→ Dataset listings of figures
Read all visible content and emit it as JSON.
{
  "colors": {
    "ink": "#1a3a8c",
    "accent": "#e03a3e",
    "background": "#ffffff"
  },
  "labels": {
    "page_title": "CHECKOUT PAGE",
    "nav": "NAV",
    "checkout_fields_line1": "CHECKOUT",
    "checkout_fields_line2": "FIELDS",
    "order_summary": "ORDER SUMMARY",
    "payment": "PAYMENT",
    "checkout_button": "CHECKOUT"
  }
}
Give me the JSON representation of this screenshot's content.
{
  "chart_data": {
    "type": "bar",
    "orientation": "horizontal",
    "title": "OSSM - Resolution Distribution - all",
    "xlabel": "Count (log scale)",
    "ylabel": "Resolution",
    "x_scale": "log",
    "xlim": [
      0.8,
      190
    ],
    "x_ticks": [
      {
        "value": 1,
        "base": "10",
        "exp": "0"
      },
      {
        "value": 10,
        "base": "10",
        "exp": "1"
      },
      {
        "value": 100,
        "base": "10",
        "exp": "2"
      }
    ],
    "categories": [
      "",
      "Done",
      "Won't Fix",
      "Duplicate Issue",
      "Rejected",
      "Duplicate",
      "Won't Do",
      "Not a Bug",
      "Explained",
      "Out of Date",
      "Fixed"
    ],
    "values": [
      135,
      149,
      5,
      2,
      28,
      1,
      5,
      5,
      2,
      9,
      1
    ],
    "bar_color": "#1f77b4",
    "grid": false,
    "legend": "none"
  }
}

→ EXERCISE BRIEF
Report the number of lines above containing the word "JSON", with no other text.

→ REPLY TO THE EXERCISE
2